** Written problem **
Without omitting anything, retype the data that follows.

** Stored rows **
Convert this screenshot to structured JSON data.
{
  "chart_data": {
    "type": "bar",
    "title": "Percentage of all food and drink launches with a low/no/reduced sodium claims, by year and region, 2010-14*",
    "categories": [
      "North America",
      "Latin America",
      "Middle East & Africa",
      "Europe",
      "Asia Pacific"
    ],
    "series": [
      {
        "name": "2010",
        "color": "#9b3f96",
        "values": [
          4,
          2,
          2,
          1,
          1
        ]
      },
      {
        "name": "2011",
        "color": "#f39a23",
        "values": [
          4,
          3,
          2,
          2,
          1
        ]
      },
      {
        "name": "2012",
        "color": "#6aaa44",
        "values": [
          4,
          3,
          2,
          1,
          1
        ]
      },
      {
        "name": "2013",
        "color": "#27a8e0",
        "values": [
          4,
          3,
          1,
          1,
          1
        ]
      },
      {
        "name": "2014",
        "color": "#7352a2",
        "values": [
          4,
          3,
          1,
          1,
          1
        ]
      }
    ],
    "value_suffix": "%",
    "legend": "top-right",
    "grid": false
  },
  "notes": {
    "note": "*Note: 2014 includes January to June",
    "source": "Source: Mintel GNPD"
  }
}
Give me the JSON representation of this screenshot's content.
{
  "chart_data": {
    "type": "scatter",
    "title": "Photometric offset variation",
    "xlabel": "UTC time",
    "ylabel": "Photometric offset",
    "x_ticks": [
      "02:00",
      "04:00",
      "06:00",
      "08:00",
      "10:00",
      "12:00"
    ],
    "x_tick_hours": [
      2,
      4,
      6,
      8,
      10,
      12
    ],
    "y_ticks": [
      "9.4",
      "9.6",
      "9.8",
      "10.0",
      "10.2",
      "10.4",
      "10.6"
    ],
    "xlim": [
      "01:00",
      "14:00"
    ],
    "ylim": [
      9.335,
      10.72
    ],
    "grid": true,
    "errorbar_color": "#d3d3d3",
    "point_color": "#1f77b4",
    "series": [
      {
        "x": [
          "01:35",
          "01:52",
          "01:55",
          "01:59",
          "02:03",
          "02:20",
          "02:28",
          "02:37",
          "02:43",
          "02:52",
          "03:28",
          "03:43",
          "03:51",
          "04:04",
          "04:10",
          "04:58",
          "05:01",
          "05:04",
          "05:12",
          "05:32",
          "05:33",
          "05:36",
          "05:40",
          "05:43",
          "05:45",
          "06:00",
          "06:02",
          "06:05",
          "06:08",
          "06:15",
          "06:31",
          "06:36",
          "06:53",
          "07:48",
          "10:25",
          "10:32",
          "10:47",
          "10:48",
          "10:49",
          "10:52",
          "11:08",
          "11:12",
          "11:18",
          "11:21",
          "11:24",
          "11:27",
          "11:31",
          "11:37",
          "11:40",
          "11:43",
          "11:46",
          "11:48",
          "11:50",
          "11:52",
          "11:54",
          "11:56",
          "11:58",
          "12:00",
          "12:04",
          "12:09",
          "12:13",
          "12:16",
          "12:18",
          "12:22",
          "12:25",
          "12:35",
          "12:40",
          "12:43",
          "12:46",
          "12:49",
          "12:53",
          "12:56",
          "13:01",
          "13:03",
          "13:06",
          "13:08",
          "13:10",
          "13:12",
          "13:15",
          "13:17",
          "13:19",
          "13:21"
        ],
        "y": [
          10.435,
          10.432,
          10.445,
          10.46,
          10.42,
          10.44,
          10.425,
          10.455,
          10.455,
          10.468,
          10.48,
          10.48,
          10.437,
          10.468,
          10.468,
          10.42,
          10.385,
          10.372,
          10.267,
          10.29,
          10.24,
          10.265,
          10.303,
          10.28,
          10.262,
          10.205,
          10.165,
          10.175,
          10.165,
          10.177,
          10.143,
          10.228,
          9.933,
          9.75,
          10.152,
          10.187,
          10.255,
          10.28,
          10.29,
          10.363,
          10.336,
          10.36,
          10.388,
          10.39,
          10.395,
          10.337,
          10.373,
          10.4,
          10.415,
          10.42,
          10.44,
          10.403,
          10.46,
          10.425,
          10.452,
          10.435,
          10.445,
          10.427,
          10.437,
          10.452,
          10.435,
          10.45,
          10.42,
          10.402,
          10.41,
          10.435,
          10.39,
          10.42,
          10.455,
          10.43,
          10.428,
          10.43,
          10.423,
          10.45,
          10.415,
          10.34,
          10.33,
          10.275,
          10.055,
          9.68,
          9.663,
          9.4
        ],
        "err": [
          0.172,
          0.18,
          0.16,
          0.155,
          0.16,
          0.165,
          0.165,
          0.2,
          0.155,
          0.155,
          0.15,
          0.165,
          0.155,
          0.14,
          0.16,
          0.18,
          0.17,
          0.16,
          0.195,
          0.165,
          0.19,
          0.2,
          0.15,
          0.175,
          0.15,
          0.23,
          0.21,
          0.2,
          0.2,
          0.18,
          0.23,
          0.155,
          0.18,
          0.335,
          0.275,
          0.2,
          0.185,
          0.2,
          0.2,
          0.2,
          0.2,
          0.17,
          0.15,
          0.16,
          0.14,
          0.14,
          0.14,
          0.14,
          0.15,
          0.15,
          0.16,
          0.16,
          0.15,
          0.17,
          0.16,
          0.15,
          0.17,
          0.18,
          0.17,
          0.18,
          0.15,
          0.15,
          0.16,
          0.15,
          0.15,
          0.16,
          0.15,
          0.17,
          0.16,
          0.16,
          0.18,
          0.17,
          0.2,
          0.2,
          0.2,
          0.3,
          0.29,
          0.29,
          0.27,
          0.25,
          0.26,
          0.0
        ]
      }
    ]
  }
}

** Answer in full **
Convert this screenshot to structured JSON data.
{
  "chart_data": {
    "type": "bar",
    "title": "Percentage of all food and drink launches with a low/no/reduced sodium claims, by year and region, 2010-14*",
    "categories": [
      "North America",
      "Latin America",
      "Middle East & Africa",
      "Europe",
      "Asia Pacific"
    ],
    "series": [
      {
        "name": "2010",
        "color": "#9b3f96",
        "values": [
          4,
          2,
          2,
          1,
          1
        ]
      },
      {
        "name": "2011",
        "color": "#f39a23",
        "values": [
          4,
          3,
          2,
          2,
          1
        ]
      },
      {
        "name": "2012",
        "color": "#6aaa44",
        "values": [
          4,
          3,
          2,
          1,
          1
        ]
      },
      {
        "name": "2013",
        "color": "#27a8e0",
        "values": [
          4,
          3,
          1,
          1,
          1
        ]
      },
      {
        "name": "2014",
        "color": "#7352a2",
        "values": [
          4,
          3,
          1,
          1,
          1
        ]
      }
    ],
    "value_suffix": "%",
    "legend": "top-right",
    "grid": false
  },
  "notes": {
    "note": "*Note: 2014 includes January to June",
    "source": "Source: Mintel GNPD"
  }
}
Give me the JSON representation of this screenshot's content.
{
  "chart_data": {
    "type": "scatter",
    "title": "Photometric offset variation",
    "xlabel": "UTC time",
    "ylabel": "Photometric offset",
    "x_ticks": [
      "02:00",
      "04:00",
      "06:00",
      "08:00",
      "10:00",
      "12:00"
    ],
    "x_tick_hours": [
      2,
      4,
      6,
      8,
      10,
      12
    ],
    "y_ticks": [
      "9.4",
      "9.6",
      "9.8",
      "10.0",
      "10.2",
      "10.4",
      "10.6"
    ],
    "xlim": [
      "01:00",
      "14:00"
    ],
    "ylim": [
      9.335,
      10.72
    ],
    "grid": true,
    "errorbar_color": "#d3d3d3",
    "point_color": "#1f77b4",
    "series": [
      {
        "x": [
          "01:35",
          "01:52",
          "01:55",
          "01:59",
          "02:03",
          "02:20",
          "02:28",
          "02:37",
          "02:43",
          "02:52",
          "03:28",
          "03:43",
          "03:51",
          "04:04",
          "04:10",
          "04:58",
          "05:01",
          "05:04",
          "05:12",
          "05:32",
          "05:33",
          "05:36",
          "05:40",
          "05:43",
          "05:45",
          "06:00",
          "06:02",
          "06:05",
          "06:08",
          "06:15",
          "06:31",
          "06:36",
          "06:53",
          "07:48",
          "10:25",
          "10:32",
          "10:47",
          "10:48",
          "10:49",
          "10:52",
          "11:08",
          "11:12",
          "11:18",
          "11:21",
          "11:24",
          "11:27",
          "11:31",
          "11:37",
          "11:40",
          "11:43",
          "11:46",
          "11:48",
          "11:50",
          "11:52",
          "11:54",
          "11:56",
          "11:58",
          "12:00",
          "12:04",
          "12:09",
          "12:13",
          "12:16",
          "12:18",
          "12:22",
          "12:25",
          "12:35",
          "12:40",
          "12:43",
          "12:46",
          "12:49",
          "12:53",
          "12:56",
          "13:01",
          "13:03",
          "13:06",
          "13:08",
          "13:10",
          "13:12",
          "13:15",
          "13:17",
          "13:19",
          "13:21"
        ],
        "y": [
          10.435,
          10.432,
          10.445,
          10.46,
          10.42,
          10.44,
          10.425,
          10.455,
          10.455,
          10.468,
          10.48,
          10.48,
          10.437,
          10.468,
          10.468,
          10.42,
          10.385,
          10.372,
          10.267,
          10.29,
          10.24,
          10.265,
          10.303,
          10.28,
          10.262,
          10.205,
          10.165,
          10.175,
          10.165,
          10.177,
          10.143,
          10.228,
          9.933,
          9.75,
          10.152,
          10.187,
          10.255,
          10.28,
          10.29,
          10.363,
          10.336,
          10.36,
          10.388,
          10.39,
          10.395,
          10.337,
          10.373,
          10.4,
          10.415,
          10.42,
          10.44,
          10.403,
          10.46,
          10.425,
          10.452,
          10.435,
          10.445,
          10.427,
          10.437,
          10.452,
          10.435,
          10.45,
          10.42,
          10.402,
          10.41,
          10.435,
          10.39,
          10.42,
          10.455,
          10.43,
          10.428,
          10.43,
          10.423,
          10.45,
          10.415,
          10.34,
          10.33,
          10.275,
          10.055,
          9.68,
          9.663,
          9.4
        ],
        "err": [
          0.172,
          0.18,
          0.16,
          0.155,
          0.16,
          0.165,
          0.165,
          0.2,
          0.155,
          0.155,
          0.15,
          0.165,
          0.155,
          0.14,
          0.16,
          0.18,
          0.17,
          0.16,
          0.195,
          0.165,
          0.19,
          0.2,
          0.15,
          0.175,
          0.15,
          0.23,
          0.21,
          0.2,
          0.2,
          0.18,
          0.23,
          0.155,
          0.18,
          0.335,
          0.275,
          0.2,
          0.185,
          0.2,
          0.2,
          0.2,
          0.2,
          0.17,
          0.15,
          0.16,
          0.14,
          0.14,
          0.14,
          0.14,
          0.15,
          0.15,
          0.16,
          0.16,
          0.15,
          0.17,
          0.16,
          0.15,
          0.17,
          0.18,
          0.17,
          0.18,
          0.15,
          0.15,
          0.16,
          0.15,
          0.15,
          0.16,
          0.15,
          0.17,
          0.16,
          0.16,
          0.18,
          0.17,
          0.2,
          0.2,
          0.2,
          0.3,
          0.29,
          0.29,
          0.27,
          0.25,
          0.26,
          0.0
        ]
      }
    ]
  }
}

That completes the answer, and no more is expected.